### Stored entries
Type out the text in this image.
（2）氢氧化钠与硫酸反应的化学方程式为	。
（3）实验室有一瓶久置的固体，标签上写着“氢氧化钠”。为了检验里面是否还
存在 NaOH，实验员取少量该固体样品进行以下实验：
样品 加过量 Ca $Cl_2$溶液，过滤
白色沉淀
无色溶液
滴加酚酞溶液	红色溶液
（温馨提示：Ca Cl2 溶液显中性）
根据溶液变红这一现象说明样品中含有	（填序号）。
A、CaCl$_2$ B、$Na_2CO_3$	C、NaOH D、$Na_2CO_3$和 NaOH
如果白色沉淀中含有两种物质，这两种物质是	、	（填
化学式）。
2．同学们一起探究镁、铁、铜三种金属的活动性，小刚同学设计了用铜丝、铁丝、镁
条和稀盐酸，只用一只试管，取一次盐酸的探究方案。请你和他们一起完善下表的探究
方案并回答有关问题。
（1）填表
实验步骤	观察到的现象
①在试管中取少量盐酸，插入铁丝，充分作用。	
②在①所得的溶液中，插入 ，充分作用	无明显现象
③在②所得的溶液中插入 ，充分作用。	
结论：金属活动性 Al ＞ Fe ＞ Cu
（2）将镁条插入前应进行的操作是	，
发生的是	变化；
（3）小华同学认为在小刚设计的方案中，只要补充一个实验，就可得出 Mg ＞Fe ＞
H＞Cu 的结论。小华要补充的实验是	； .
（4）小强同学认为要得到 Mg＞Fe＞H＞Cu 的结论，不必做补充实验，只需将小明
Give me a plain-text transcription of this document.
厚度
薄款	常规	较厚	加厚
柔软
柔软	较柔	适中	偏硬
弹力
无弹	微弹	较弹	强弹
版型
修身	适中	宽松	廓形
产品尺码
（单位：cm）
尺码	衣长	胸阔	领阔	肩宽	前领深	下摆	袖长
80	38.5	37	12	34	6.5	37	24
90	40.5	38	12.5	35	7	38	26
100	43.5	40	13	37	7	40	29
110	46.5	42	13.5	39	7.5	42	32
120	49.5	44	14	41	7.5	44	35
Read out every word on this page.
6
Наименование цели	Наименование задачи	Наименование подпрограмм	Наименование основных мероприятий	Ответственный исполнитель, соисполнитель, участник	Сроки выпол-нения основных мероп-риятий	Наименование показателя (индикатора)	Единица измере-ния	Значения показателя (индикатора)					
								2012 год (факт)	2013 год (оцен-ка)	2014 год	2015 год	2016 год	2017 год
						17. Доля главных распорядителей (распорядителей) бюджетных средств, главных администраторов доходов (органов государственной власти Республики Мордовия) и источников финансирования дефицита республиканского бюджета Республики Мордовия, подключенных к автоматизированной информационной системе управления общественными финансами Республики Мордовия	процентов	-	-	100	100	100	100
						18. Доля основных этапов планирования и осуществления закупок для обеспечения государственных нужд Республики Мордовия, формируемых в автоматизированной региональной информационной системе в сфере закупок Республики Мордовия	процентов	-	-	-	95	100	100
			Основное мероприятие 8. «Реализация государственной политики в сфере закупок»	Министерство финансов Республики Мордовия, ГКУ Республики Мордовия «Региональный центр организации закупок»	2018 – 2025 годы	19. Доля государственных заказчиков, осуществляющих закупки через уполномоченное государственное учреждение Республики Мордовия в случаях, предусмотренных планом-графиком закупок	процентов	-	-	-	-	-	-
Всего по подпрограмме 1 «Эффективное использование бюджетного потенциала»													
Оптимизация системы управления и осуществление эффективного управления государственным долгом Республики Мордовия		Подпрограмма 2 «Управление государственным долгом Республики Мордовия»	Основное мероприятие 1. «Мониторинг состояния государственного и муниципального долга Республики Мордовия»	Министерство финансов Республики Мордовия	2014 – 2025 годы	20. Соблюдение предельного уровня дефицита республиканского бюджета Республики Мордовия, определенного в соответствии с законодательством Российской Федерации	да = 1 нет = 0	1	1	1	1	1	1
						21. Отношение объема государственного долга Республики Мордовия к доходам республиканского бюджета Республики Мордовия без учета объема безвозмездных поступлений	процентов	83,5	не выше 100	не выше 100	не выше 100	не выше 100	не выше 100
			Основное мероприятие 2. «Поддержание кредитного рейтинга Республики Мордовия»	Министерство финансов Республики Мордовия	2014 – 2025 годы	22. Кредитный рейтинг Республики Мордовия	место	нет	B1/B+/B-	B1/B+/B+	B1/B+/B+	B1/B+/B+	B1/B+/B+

### Exercise goal
Could you reproduce every record above exactly as it appears?

### The solution
Type out the text in this image.
（2）氢氧化钠与硫酸反应的化学方程式为	。
（3）实验室有一瓶久置的固体，标签上写着“氢氧化钠”。为了检验里面是否还
存在 NaOH，实验员取少量该固体样品进行以下实验：
样品 加过量 Ca $Cl_2$溶液，过滤
白色沉淀
无色溶液
滴加酚酞溶液	红色溶液
（温馨提示：Ca Cl2 溶液显中性）
根据溶液变红这一现象说明样品中含有	（填序号）。
A、CaCl$_2$ B、$Na_2CO_3$	C、NaOH D、$Na_2CO_3$和 NaOH
如果白色沉淀中含有两种物质，这两种物质是	、	（填
化学式）。
2．同学们一起探究镁、铁、铜三种金属的活动性，小刚同学设计了用铜丝、铁丝、镁
条和稀盐酸，只用一只试管，取一次盐酸的探究方案。请你和他们一起完善下表的探究
方案并回答有关问题。
（1）填表
实验步骤	观察到的现象
①在试管中取少量盐酸，插入铁丝，充分作用。	
②在①所得的溶液中，插入 ，充分作用	无明显现象
③在②所得的溶液中插入 ，充分作用。	
结论：金属活动性 Al ＞ Fe ＞ Cu
（2）将镁条插入前应进行的操作是	，
发生的是	变化；
（3）小华同学认为在小刚设计的方案中，只要补充一个实验，就可得出 Mg ＞Fe ＞
H＞Cu 的结论。小华要补充的实验是	； .
（4）小强同学认为要得到 Mg＞Fe＞H＞Cu 的结论，不必做补充实验，只需将小明
Give me a plain-text transcription of this document.
厚度
薄款	常规	较厚	加厚
柔软
柔软	较柔	适中	偏硬
弹力
无弹	微弹	较弹	强弹
版型
修身	适中	宽松	廓形
产品尺码
（单位：cm）
尺码	衣长	胸阔	领阔	肩宽	前领深	下摆	袖长
80	38.5	37	12	34	6.5	37	24
90	40.5	38	12.5	35	7	38	26
100	43.5	40	13	37	7	40	29
110	46.5	42	13.5	39	7.5	42	32
120	49.5	44	14	41	7.5	44	35
Read out every word on this page.
6
Наименование цели	Наименование задачи	Наименование подпрограмм	Наименование основных мероприятий	Ответственный исполнитель, соисполнитель, участник	Сроки выпол-нения основных мероп-риятий	Наименование показателя (индикатора)	Единица измере-ния	Значения показателя (индикатора)					
								2012 год (факт)	2013 год (оцен-ка)	2014 год	2015 год	2016 год	2017 год
						17. Доля главных распорядителей (распорядителей) бюджетных средств, главных администраторов доходов (органов государственной власти Республики Мордовия) и источников финансирования дефицита республиканского бюджета Республики Мордовия, подключенных к автоматизированной информационной системе управления общественными финансами Республики Мордовия	процентов	-	-	100	100	100	100
						18. Доля основных этапов планирования и осуществления закупок для обеспечения государственных нужд Республики Мордовия, формируемых в автоматизированной региональной информационной системе в сфере закупок Республики Мордовия	процентов	-	-	-	95	100	100
			Основное мероприятие 8. «Реализация государственной политики в сфере закупок»	Министерство финансов Республики Мордовия, ГКУ Республики Мордовия «Региональный центр организации закупок»	2018 – 2025 годы	19. Доля государственных заказчиков, осуществляющих закупки через уполномоченное государственное учреждение Республики Мордовия в случаях, предусмотренных планом-графиком закупок	процентов	-	-	-	-	-	-
Всего по подпрограмме 1 «Эффективное использование бюджетного потенциала»													
Оптимизация системы управления и осуществление эффективного управления государственным долгом Республики Мордовия		Подпрограмма 2 «Управление государственным долгом Республики Мордовия»	Основное мероприятие 1. «Мониторинг состояния государственного и муниципального долга Республики Мордовия»	Министерство финансов Республики Мордовия	2014 – 2025 годы	20. Соблюдение предельного уровня дефицита республиканского бюджета Республики Мордовия, определенного в соответствии с законодательством Российской Федерации	да = 1 нет = 0	1	1	1	1	1	1
						21. Отношение объема государственного долга Республики Мордовия к доходам республиканского бюджета Республики Мордовия без учета объема безвозмездных поступлений	процентов	83,5	не выше 100	не выше 100	не выше 100	не выше 100	не выше 100
			Основное мероприятие 2. «Поддержание кредитного рейтинга Республики Мордовия»	Министерство финансов Республики Мордовия	2014 – 2025 годы	22. Кредитный рейтинг Республики Мордовия	место	нет	B1/B+/B-	B1/B+/B+	B1/B+/B+	B1/B+/B+	B1/B+/B+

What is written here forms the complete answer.